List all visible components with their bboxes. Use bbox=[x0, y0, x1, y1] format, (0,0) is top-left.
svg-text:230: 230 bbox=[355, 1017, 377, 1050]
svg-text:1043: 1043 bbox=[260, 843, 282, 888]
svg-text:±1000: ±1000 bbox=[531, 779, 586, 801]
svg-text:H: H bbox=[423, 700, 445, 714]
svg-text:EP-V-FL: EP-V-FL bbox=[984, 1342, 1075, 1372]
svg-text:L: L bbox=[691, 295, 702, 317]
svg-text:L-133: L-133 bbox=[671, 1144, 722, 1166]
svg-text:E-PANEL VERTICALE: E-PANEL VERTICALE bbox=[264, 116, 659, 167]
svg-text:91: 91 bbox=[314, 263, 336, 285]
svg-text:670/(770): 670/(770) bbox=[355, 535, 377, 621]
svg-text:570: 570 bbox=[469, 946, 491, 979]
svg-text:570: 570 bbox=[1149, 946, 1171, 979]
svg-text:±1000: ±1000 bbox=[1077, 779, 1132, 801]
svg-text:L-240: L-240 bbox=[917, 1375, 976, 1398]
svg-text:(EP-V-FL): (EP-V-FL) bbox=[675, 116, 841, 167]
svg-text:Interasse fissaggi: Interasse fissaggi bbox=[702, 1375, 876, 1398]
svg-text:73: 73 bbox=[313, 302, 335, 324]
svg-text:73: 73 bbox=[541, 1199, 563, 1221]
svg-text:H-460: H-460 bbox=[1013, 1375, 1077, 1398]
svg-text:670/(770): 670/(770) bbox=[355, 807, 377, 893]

==

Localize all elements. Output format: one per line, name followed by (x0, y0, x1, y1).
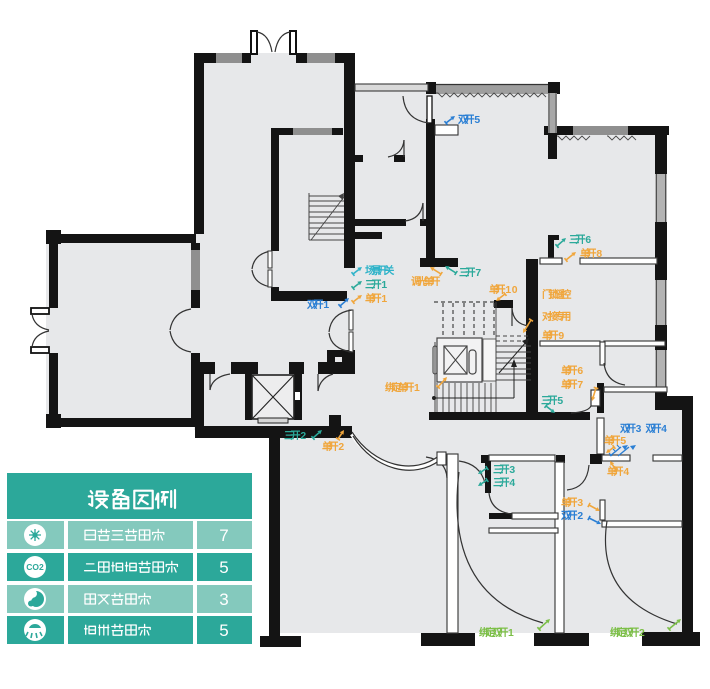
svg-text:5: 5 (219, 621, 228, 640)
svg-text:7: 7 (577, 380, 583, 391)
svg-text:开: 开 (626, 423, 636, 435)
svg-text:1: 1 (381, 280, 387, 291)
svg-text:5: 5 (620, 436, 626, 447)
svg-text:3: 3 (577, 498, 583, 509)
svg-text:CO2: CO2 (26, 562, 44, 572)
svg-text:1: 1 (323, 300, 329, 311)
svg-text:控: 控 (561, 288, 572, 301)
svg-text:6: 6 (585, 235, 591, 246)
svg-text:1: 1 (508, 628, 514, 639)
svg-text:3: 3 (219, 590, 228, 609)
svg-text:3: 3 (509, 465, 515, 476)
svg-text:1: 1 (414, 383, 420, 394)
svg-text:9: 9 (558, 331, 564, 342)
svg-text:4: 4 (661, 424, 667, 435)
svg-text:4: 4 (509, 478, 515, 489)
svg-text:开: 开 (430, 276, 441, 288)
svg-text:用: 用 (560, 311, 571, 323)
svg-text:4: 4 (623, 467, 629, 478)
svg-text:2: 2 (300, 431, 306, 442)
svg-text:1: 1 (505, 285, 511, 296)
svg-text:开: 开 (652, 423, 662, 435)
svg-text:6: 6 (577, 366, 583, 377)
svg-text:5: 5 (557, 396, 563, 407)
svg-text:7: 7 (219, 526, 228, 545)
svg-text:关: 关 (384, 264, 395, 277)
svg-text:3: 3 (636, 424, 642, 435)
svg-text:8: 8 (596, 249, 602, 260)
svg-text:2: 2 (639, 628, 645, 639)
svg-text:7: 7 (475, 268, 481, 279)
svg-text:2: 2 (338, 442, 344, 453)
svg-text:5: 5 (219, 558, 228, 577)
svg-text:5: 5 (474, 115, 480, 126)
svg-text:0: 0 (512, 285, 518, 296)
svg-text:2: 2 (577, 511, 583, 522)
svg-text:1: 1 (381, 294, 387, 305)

==

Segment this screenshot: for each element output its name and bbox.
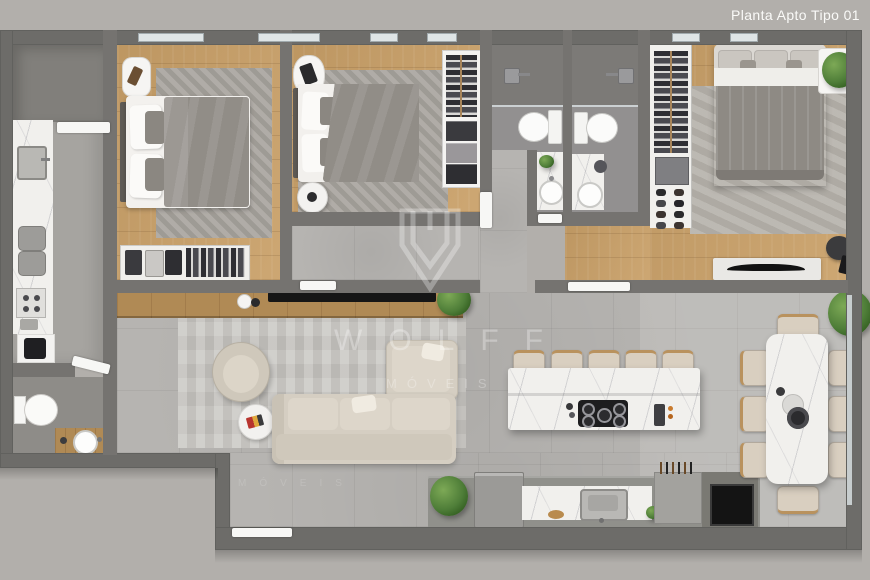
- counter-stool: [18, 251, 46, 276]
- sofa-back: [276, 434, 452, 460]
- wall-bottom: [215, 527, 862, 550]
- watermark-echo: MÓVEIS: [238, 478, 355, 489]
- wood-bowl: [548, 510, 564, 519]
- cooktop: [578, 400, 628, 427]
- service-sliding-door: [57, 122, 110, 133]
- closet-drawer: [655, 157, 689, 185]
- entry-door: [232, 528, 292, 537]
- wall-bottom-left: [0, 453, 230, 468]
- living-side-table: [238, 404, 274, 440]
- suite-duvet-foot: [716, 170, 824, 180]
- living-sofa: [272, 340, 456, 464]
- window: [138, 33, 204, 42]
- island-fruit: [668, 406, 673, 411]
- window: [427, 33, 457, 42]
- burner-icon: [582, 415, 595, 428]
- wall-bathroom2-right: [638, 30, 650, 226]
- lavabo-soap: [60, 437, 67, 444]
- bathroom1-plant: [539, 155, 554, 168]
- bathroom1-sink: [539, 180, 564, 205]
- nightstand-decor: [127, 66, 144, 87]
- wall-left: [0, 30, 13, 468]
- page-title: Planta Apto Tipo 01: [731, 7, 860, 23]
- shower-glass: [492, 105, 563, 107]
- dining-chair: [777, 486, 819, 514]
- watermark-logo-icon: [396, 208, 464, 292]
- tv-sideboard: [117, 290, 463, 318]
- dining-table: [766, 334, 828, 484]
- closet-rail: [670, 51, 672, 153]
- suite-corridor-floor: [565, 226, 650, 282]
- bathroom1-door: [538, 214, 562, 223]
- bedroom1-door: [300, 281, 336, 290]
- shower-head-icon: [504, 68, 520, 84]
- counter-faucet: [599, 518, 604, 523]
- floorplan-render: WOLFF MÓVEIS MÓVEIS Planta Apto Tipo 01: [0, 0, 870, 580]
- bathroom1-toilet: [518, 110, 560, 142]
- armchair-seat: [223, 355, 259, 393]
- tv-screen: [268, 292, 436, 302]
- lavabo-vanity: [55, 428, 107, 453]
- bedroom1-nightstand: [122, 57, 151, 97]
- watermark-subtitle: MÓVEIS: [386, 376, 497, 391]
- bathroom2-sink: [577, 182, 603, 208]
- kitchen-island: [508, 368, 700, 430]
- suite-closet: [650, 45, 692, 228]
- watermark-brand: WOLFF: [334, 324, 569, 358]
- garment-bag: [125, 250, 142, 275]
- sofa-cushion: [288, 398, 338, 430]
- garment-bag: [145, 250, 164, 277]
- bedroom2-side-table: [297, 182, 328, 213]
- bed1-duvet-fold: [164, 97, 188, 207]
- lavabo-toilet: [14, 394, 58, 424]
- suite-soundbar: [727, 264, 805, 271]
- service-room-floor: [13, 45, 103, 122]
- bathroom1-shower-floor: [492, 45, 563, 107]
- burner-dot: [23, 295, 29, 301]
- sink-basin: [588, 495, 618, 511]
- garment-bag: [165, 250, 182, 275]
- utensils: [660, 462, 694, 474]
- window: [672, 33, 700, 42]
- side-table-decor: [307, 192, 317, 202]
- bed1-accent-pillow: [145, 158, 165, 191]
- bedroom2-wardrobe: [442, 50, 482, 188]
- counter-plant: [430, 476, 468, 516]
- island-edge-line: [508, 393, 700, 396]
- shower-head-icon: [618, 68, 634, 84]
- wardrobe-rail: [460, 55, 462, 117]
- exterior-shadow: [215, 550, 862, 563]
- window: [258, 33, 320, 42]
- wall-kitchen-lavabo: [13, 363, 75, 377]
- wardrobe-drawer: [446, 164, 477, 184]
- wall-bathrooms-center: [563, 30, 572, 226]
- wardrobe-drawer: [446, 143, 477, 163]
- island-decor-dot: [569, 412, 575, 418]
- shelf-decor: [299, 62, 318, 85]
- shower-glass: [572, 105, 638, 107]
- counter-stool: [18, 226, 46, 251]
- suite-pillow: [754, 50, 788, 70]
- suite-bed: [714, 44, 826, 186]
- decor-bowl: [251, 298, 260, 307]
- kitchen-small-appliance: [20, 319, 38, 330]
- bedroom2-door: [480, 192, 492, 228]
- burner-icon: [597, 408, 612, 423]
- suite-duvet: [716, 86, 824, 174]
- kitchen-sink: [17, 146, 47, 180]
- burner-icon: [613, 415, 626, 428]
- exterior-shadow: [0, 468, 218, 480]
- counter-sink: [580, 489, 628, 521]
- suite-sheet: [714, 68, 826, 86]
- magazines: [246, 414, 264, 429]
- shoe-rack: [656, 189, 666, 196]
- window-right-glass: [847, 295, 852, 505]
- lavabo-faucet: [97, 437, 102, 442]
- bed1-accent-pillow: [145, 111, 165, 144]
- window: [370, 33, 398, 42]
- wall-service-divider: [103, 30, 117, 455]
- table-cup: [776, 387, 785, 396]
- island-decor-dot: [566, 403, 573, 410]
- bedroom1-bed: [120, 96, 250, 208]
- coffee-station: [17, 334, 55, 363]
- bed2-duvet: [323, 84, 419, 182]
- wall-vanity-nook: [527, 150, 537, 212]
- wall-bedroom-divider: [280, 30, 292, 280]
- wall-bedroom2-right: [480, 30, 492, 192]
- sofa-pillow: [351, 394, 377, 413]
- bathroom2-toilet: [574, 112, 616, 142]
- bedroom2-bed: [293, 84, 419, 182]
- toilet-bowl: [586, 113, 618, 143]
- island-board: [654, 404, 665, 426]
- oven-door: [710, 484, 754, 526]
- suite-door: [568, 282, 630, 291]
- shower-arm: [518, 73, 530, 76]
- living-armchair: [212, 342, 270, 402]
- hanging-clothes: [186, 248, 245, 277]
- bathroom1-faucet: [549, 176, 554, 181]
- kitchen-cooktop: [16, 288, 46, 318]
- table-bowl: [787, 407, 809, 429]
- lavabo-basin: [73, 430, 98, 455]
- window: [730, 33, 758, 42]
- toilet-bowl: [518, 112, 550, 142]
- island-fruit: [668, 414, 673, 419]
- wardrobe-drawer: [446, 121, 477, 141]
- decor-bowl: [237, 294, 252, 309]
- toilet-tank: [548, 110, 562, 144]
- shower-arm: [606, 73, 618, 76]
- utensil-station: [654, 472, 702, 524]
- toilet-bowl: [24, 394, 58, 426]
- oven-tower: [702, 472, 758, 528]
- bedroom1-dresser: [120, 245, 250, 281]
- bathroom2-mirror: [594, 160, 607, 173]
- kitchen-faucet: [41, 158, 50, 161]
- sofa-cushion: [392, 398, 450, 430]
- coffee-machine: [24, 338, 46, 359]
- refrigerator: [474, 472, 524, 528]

What is expected
Which lines above contain the string "MÓVEIS"? Report each of them in full.

Task output
- watermark-echo: MÓVEIS: [238, 478, 355, 489]
- floorplan-render: WOLFF MÓVEIS MÓVEIS Planta Apto Tipo 01: [0, 0, 870, 580]
- watermark-subtitle: MÓVEIS: [386, 376, 497, 391]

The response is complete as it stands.